Exercise:
Copy out all lines with the word "изделия" in them.

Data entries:
>> Begin

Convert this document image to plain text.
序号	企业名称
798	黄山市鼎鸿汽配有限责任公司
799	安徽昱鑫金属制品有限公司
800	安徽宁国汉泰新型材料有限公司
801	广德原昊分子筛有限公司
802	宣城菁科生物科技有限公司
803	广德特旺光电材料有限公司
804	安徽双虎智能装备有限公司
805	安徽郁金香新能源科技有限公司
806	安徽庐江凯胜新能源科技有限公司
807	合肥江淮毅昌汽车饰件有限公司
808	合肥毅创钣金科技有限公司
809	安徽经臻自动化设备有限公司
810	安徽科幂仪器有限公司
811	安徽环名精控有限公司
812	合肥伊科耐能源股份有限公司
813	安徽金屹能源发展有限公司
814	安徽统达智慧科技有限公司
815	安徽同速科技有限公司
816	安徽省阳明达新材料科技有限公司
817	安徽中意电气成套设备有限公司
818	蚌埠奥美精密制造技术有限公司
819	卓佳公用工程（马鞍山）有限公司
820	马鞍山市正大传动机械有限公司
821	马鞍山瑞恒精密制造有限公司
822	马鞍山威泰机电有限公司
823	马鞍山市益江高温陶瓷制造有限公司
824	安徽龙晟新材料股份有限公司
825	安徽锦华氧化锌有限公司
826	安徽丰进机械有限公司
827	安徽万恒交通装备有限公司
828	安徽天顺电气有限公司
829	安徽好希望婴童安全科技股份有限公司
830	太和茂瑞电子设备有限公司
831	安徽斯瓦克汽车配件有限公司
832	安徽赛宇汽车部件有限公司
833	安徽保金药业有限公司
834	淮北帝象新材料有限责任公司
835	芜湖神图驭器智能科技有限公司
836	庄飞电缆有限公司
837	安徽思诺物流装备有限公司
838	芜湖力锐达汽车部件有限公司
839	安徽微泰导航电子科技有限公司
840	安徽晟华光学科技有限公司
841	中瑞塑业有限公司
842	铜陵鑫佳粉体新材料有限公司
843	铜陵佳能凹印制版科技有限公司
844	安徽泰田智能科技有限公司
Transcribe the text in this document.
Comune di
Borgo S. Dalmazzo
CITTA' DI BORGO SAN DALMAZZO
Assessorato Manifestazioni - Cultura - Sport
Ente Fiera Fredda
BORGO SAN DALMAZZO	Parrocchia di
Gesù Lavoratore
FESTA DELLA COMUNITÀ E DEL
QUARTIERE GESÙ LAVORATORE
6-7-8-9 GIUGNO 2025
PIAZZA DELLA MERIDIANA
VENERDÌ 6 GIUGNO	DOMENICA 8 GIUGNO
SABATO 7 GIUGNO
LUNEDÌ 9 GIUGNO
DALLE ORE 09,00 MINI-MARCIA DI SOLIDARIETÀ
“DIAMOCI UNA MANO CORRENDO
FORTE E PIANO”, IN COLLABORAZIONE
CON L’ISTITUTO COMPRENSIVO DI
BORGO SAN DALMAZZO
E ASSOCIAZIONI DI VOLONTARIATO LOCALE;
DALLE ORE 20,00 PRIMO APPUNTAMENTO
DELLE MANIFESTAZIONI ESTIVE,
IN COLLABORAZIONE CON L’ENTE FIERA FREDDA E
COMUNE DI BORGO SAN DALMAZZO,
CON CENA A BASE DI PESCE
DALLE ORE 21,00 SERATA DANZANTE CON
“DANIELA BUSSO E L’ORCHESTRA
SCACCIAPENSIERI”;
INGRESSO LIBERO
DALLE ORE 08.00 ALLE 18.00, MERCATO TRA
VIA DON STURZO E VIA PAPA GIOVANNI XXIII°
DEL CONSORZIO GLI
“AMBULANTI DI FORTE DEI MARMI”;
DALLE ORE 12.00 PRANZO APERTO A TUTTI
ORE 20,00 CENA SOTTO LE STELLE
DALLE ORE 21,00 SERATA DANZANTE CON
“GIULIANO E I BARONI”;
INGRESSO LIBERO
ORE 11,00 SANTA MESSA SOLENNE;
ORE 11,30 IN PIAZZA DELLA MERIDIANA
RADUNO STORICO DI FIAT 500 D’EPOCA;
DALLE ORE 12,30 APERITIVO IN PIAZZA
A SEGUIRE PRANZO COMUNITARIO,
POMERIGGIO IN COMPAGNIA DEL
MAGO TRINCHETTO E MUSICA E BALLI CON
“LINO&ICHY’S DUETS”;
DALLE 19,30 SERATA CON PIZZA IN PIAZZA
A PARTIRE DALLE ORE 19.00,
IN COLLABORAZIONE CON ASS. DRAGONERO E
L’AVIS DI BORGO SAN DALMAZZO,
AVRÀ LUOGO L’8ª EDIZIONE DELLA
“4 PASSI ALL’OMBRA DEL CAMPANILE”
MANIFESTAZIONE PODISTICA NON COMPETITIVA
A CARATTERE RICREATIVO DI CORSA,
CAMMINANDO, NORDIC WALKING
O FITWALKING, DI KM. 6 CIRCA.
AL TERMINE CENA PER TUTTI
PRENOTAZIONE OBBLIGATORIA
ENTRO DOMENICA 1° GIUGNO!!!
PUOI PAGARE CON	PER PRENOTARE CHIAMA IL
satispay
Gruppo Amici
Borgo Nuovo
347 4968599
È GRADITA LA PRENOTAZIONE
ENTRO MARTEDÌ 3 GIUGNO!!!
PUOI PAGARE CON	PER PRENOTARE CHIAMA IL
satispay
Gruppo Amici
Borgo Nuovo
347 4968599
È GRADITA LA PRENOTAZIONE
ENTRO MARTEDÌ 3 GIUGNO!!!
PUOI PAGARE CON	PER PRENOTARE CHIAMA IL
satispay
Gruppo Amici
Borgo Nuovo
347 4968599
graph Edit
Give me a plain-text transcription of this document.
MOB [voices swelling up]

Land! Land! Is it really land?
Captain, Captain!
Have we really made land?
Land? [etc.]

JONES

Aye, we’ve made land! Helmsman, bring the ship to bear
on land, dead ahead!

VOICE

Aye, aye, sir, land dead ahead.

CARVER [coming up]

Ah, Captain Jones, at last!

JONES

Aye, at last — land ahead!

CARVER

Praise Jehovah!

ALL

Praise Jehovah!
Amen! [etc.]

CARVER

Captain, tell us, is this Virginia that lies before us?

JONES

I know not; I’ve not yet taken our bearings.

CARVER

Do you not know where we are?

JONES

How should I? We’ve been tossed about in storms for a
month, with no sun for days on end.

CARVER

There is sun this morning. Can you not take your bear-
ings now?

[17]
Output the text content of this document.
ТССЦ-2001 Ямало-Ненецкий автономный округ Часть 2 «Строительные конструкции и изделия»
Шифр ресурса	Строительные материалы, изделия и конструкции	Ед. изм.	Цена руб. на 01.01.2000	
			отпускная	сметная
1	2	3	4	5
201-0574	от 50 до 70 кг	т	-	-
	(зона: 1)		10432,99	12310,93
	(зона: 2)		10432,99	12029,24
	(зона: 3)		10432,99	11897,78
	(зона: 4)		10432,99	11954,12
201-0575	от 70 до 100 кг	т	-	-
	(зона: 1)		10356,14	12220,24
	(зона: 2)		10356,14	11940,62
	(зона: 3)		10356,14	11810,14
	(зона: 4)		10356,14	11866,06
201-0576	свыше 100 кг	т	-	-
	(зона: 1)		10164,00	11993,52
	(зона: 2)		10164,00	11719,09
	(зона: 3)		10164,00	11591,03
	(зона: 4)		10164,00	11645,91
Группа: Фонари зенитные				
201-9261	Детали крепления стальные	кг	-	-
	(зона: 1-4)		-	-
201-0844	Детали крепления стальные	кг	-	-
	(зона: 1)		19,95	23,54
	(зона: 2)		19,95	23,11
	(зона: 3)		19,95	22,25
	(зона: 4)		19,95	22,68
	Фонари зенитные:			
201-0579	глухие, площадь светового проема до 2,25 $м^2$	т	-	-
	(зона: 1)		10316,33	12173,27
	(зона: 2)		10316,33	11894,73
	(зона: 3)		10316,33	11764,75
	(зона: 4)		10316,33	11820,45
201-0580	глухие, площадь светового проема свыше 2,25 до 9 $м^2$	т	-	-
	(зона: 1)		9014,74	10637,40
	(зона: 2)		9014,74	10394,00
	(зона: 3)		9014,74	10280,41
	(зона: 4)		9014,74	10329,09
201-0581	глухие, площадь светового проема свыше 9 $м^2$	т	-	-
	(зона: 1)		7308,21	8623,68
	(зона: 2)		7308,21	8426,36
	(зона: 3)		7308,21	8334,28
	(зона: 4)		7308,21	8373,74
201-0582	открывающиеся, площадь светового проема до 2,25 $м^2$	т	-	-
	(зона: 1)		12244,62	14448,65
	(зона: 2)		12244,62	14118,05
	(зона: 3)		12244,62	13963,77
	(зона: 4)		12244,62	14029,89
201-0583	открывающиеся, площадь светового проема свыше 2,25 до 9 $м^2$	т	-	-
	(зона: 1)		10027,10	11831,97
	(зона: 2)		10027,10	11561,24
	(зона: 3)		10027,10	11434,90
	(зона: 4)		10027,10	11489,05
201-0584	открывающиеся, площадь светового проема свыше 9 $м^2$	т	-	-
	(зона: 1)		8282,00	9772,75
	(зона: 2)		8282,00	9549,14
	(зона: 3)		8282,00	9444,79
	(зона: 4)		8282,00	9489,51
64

>> End

Response:
ТССЦ-2001 Ямало-Ненецкий автономный округ Часть 2 «Строительные конструкции и изделия»
Шифр ресурса	Строительные материалы, изделия и конструкции	Ед. изм.	Цена руб. на 01.01.2000	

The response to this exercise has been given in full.